[Extracted records]
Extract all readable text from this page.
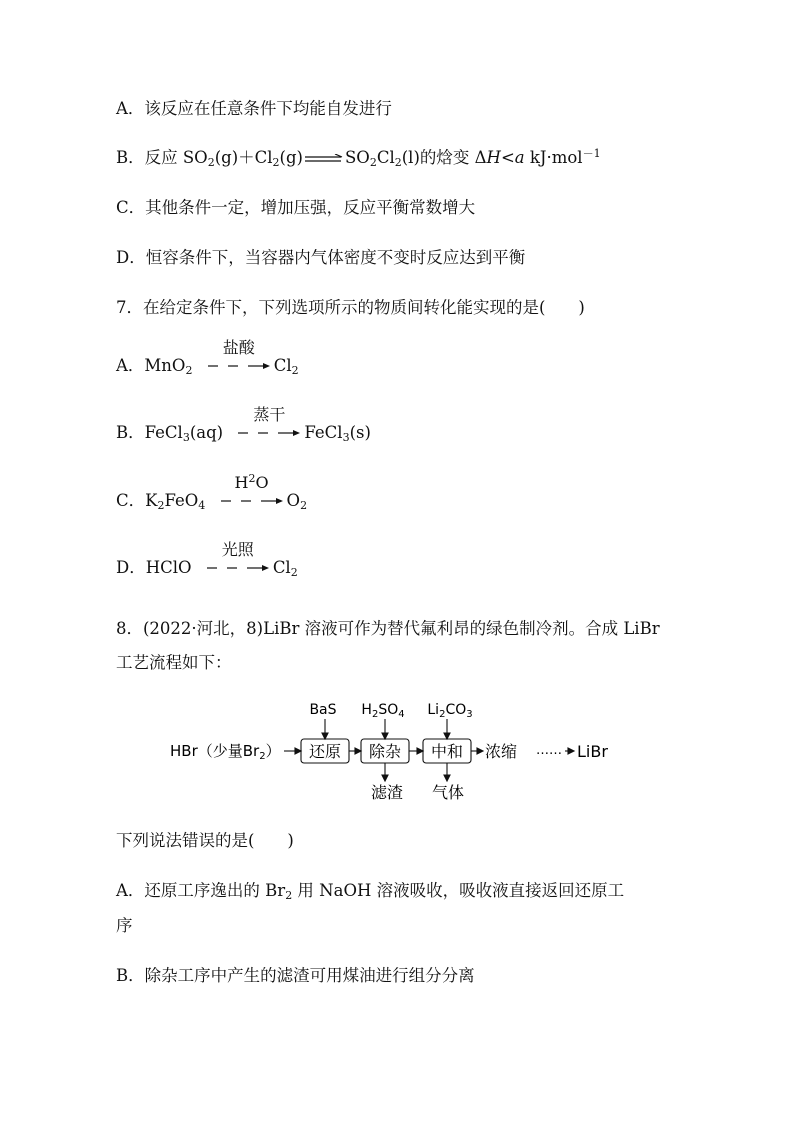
A．该反应在任意条件下均能自发进行
B．反应 $SO_2(g)+Cl_2(g)$	$SO_2Cl_2(l)$的焓变 ΔH<a kJ·mol$^{-1}$
C．其他条件一定，增加压强，反应平衡常数增大
D．恒容条件下，当容器内气体密度不变时反应达到平衡
7．在给定条件下，下列选项所示的物质间转化能实现的是(　　)
A．MnO$_2$
盐酸
$Cl_2$
B．FeCl$_3$(aq)
蒸干
FeCl$_3$(s)
C．$K_2FeO_4$
$H^2O$
$O_2$
D．HClO
光照
$Cl_2$
8．(2022·河北，8)LiBr 溶液可作为替代氟利昂的绿色制冷剂。合成 LiBr
工艺流程如下：
BaS $H_2SO_4$ $Li_2CO_3$
HBr（少量$Br_2$） 还原 除杂 中和 浓缩 …… LiBr
滤渣 气体
下列说法错误的是(　　)
A．还原工序逸出的 $Br_2$ 用 NaOH 溶液吸收，吸收液直接返回还原工
序
B．除杂工序中产生的滤渣可用煤油进行组分分离
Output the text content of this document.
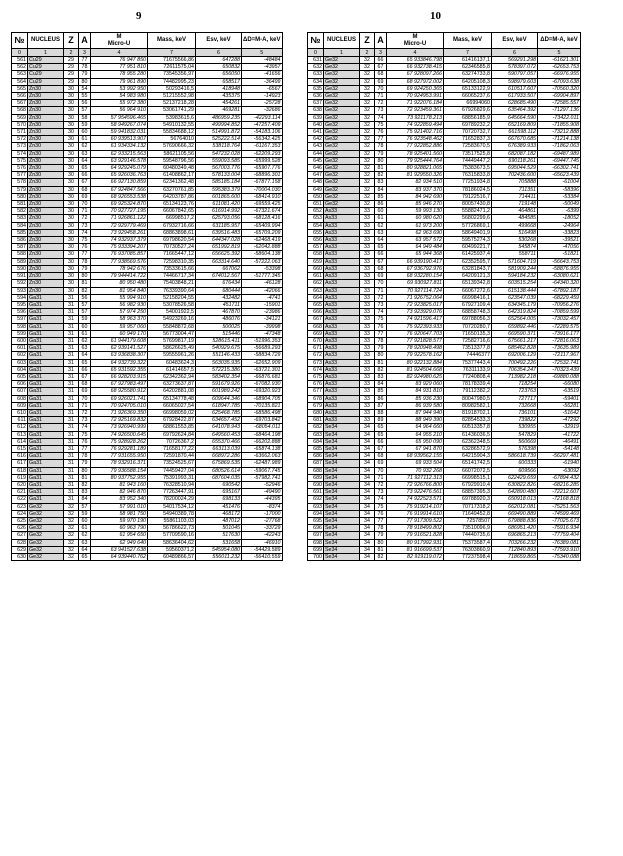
9	10
№	NUCLEUS	Z	A	M
Micro-U	Mass, keV	Esv, keV	ΔD=M-A, keV
0	1	2	3	4	7	6	5
561	Cu29	29	77	76 947 850	71675566,86	647288	-48484
562	Cu29	29	78	77 951 810	72611575,04	650832	-43957
563	Cu29	29	79	78 955 280	73545356,97	656050	-41656
564	Cu29	29	80	79 961 890	74482995,23	658517	-36499
565	Zn30	30	54	53 992 950	50293416,5	418948	-6567
566	Zn30	30	55	54 983 980	51215552,98	435375	-14923
567	Zn30	30	56	55 972 380	52137218,28	454261	-25728
568	Zn30	30	57	56 964 910	53061741,29	469281	-32686
569	Zn30	30	58	57 954596.465	53983615,6	486959.235	-42293.114
570	Zn30	30	59	58 949267.074	54910132,55	499994.852	-47257.409
571	Zn30	30	60	59 941832.031	55834688,12	514991.872	-54183.106
572	Zn30	30	61	60 939513.907	56764010	525222.514	-56342.425
573	Zn30	30	62	61 934334.132	57690666,32	538118.764	-61167.353
574	Zn30	30	63	62 933215.563	58621105,56	547232.028	-62209.293
575	Zn30	30	64	63 929146.578	59548796,56	559093.585	-65999.528
576	Zn30	30	65	64 929245.079	60480349,48	567003.776	-65907.776
577	Zn30	30	66	65 926036.763	61408862,17	578133.004	-68896.301
578	Zn30	30	67	66 927130.859	62341362,48	585185.184	-67877.158
579	Zn30	30	68	67 924847.566	63270761,85	595383.379	-70004.030
580	Zn30	30	69	68 926553.538	64203787,86	601865.600	-68414.910
581	Zn30	30	70	69 925324.870	65134123,76	611081.420	-69559.425
582	Zn30	30	71	70 927727.195	66067842,65	616914.992	-67321.674
583	Zn30	30	72	71 926861.122	66998517,2	625793.056	-68128.416
584	Zn30	30	73	72 929779.469	67932716,66	631185.957	-65409.994
585	Zn30	30	74	73 929458.261	68863898,61	639516.483	-65709.209
586	Zn30	30	75	74 932937.379	69798620,54	644347.028	-62468.419
587	Zn30	30	76	75 933394.207	70730527,24	651992.819	-62042.888
588	Zn30	30	77	76 937085.857	71665447,12	656625.392	-58604.138
589	Zn30	30	78	77 938569.576	72598310,35	663314.640	-57222.063
590	Zn30	30	79	78 942 676	73533615,66	667062	-53398
591	Zn30	30	80	79 944414.722	74466717,34	674012.567	-51777.345
592	Zn30	30	81	80 950 480	75403848,21	676434	-46128
593	Zn30	30	82	81 954 840	76339390,64	680444	-42066
594	Ga31	31	56	55 994 910	52158204,55	432482	-4741
595	Ga31	31	57	56 982 930	53078526,58	451711	-15901
596	Ga31	31	57	57 974 250	54001922,5	467870	-23986
597	Ga31	31	59	58 963 370	54923269,16	486076	-34121
598	Ga31	31	60	59 957 060	55848872,68	500025	-39998
599	Ga31	31	61	60 949 170	56773004,47	515446	-47348
600	Ga31	31	62	61 944179.608	57699817,19	528615.411	-51996.353
601	Ga31	31	63	62 939141.527	58626625,49	540929.675	-56689.293
602	Ga31	31	64	63 936838.307	59555961,26	551146.433	-58834.729
603	Ga31	31	65	64 932739.322	60483624,3	563035.935	-62652.909
604	Ga31	31	66	65 931592.355	61414657,5	572215.386	-63721.301
605	Ga31	31	67	66 928203.915	62342362,94	583402.354	-66876.681
606	Ga31	31	68	67 927983.497	63273637,87	591679.926	-67082.930
607	Ga31	31	69	68 925580.912	64202881,08	601989.242	-69320.923
608	Ga31	31	70	69 926021.741	65134778,48	609644.346	-68904.705
609	Ga31	31	71	70 924705.010	66065027,54	618947.785	-70135.821
610	Ga31	31	72	71 926369.350	66998059,02	625468.785	-68586.498
611	Ga31	31	73	72 925169.832	67928422,87	634657.452	-69703.842
612	Ga31	31	74	73 926940.999	68861553,85	641078.943	-68054.011
613	Ga31	31	75	74 926500.645	69792624,84	649560.453	-68464.198
614	Ga31	31	76	75 928928.262	70726367,2	655370.466	-66202.888
615	Ga31	31	77	76 929281.189	71658177,22	663113.039	-65874.138
616	Ga31	31	78	77 931655.950	72591870,44	668972.286	-63662.063
617	Ga31	31	79	78 932916.371	73524525,67	675869.535	-62487.989
618	Ga31	31	80	79 936588.154	74459427,04	680526.614	-59067.745
619	Ga31	31	81	80 937752.955	75391993,31	687604.035	-57982.741
620	Ga31	31	82	81 943 160	76328510,94	690542	-52946
621	Ga31	31	83	82 946 870	77263447,91	695167	-49490
622	Ga31	31	84	83 952 340	78200024,29	698133	-44395
623	Ge32	32	57	57 991 010	54017534,12	451476	-8374
624	Ge32	32	59	58 981 750	54940389,78	468172	-17000
625	Ge32	32	60	59 970 190	55861103,03	487012	-27768
626	Ge32	32	61	60 963 790	56786622,73	501045	-33729
627	Ge32	32	62	61 954 650	57709590,16	517630	-42243
628	Ge32	32	63	62 949 640	58636404,62	531658	-46910
629	Ge32	32	64	63 941527.638	59560371,2	545954.080	-54429.589
630	Ge32	32	65	64 939440.762	60489866,57	556011.232	-56410.559
№	NUCLEUS	Z	A	M
Micro-U	Mass, keV	Esv, keV	ΔD=M-A, keV
0	1	2	3	4	7	6	5
631	Ge32	32	66	65 933846.798	61416137,1	569291.298	-61621.301
632	Ge32	32	67	66 932738.415	62346585,8	578397.072	-62653.753
633	Ge32	32	68	67 928097.266	63274733,8	590797.057	-66976.955
634	Ge32	32	69	68 927972.002	64205108,3	598979.603	-67093.638
635	Ge32	32	70	69 924250.365	65133122,9	610517.607	-70560.320
636	Ge32	32	71	70 924953.991	66065237,6	617933.507	-69904.897
637	Ge32	32	72	71 922076.184	66994060	628685.490	-72585.557
638	Ge32	32	73	72 923459.361	67926829,6	635464.392	-71297.136
639	Ge32	32	74	73 921178.213	68856185,9	645664.590	-73422.011
640	Ge32	32	75	74 922859.494	69789232,2	652169.809	-71855.908
641	Ge32	32	76	75 921402.716	70720732,7	661598.112	-73212.888
642	Ge32	32	77	76 923548.462	71652837,3	667670.685	-71214.138
643	Ge32	32	78	77 922852.886	72583670,5	676389.933	-71862.063
644	Ge32	32	79	78 925401.560	73517525,8	682087.182	-69487.989
645	Ge32	32	80	79 925444.764	74449447,2	690118.261	-69447.745
646	Ge32	32	81	80 928821.065	75383673,5	695044.529	-66302.741
647	Ge32	32	82	81 929550.326	76315833,8	702436.600	-65623.439
648	Ge32	32	83	82 934 510	77251934,8	705888	-61004
649	Ge32	32	84	83 937 370	78186024,5	711351	-58396
650	Ge32	32	85	84 942 690	79122516,7	714411	-53384
651	Ge32	32	86	85 946 270	80057430,8	719148	-50049
652	As33	33	60	59 993 130	55882471,2	464861	-6399
653	As33	33	61	60 980 620	56802299,6	484585	-18052
654	As33	33	62	61 973 200	57726869,1	499668	-24964
655	As33	33	63	62 963 690	58649401,9	516498	-33823
656	As33	33	64	63 957 572	59575274,3	530268	-39521
657	As33	33	65	64 949 484	60499221,7	545874	-47056
658	As33	33	66	65 944 368	61425937,4	558711	-51821
659	As33	33	67	66 939190.417	62352595,7	571604.719	-56643.753
660	As33	33	68	67 936792.976	63281843,7	581909.244	-58876.955
661	As33	33	69	68 932280.154	64209121,3	594184.232	-63080.621
662	As33	33	70	69 930927.811	65139342,8	603515.254	-64340.320
663	As33	33	71	70 927114.724	66067272,6	615138.444	-67892.187
664	As33	33	72	71 926752.064	66998416,1	623547.039	-68229.459
665	As33	33	73	72 923825.017	67927109,4	634345.179	-70956.276
666	As33	33	74	73 923929.076	68858748,3	642319.824	-70859.599
667	As33	33	75	74 921596.417	69788056,3	652564.005	-73032.457
668	As33	33	76	75 922393.933	70720280,7	659892.446	-72289.575
669	As33	33	77	76 920647.703	71650135,3	669590.371	-73916.177
670	As33	33	78	77 921828.577	72582716,6	675661.217	-72816.063
671	As33	33	79	78 920948.498	73513377,8	685462.828	-73635.989
672	As33	33	80	79 922578.162	74446377	692006.129	-72117.967
673	As33	33	81	80 922132.884	75377443,4	700492.226	-72532.741
674	As33	33	82	81 924504.668	76311133,9	706354.247	-70323.439
675	As33	33	83	82 924980.625	77240808,4	713982.218	-69880.088
676	As33	33	84	83 929 060	78178339,4	718254	-66080
677	As33	33	85	84 931 810	79112382,2	723763	-63519
678	As33	33	86	85 936 230	80047980,5	727717	-59401
679	As33	33	87	86 939 580	80982582,1	732668	-56281
680	As33	33	88	87 944 940	81918702,1	736101	-51642
681	As33	33	89	88 949 390	82854533,3	739822	-47292
682	Se34	34	65	64 964 660	60513357,8	530955	-32919
683	Se34	34	65	64 955 210	61436036,5	547829	-41722
684	Se34	34	66	65 950 090	62362348,5	560669	-46491
685	Se34	34	67	67 941 870	63286572,9	576398	-54148
686	Se34	34	68	68 939562.155	64215904,3	586618.739	-56297.481
687	Se34	34	69	69 933 504	65141742,5	600333	-61940
688	Se34	34	70	70 932 268	66072072,5	609566	-63092
689	Se34	34	71	71 927112.313	66998515,1	622429.659	-67894.432
690	Se34	34	72	72 926766.800	67929910,4	630822.826	-68216.285
691	Se34	34	73	73 922476.561	68857395,3	642890.480	-72212.607
692	Se34	34	74	74 922523.571	69788920,3	650918.013	-72168.818
693	Se34	34	75	75 919214.107	70717318,2	662012.081	-75251.563
694	Se34	34	76	76 919914.610	71649452,8	669490.889	-74599.469
695	Se34	34	77	77 917309.522	72578507	679888.836	-77025.673
696	Se34	34	78	78 918499.802	73510096,9	686951.420	-75916.934
697	Se34	34	79	79 916521.828	74440735,6	696865.213	-77759.404
698	Se34	34	80	80 917992.931	75373587,4	703266.232	-76389.081
699	Se34	34	81	81 916699.537	76303860,9	712840.893	-77593.910
700	Se34	34	82	82 919119.072	77237598,4	718659.865	-75340.088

* [Given exercise] In how many lines of the data does the string "LiBr" appear? Give only the number.

* [Output of the task] 2